REQUIREMENTS:
Copy every line of the records below that holds the word "title".

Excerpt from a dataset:
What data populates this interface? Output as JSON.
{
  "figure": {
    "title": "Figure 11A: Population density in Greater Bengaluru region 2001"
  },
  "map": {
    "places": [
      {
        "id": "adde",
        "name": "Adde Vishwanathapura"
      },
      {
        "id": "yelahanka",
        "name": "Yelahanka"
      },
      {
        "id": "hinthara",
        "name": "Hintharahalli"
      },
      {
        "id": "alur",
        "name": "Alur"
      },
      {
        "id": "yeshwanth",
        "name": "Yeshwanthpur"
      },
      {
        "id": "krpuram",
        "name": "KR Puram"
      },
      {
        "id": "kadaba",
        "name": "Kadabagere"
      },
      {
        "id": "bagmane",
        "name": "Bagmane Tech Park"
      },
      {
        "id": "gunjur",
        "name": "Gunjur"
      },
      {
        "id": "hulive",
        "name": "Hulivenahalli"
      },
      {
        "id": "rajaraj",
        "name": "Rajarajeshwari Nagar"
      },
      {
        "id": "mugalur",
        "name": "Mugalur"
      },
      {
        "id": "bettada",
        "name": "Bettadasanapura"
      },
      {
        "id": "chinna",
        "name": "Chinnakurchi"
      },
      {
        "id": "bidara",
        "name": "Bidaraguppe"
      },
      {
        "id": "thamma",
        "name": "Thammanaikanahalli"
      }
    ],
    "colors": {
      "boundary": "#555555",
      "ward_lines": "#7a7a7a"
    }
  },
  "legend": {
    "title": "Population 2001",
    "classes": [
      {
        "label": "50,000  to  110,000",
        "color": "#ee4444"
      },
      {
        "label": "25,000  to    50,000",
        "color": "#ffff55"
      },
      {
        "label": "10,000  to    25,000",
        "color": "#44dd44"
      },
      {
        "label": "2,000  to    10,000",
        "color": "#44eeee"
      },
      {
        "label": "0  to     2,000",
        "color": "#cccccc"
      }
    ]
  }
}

RESULT OF THIS EXERCISE:
    "title": "Figure 11A: Population density in Greater Bengaluru region 2001"
    "title": "Population 2001",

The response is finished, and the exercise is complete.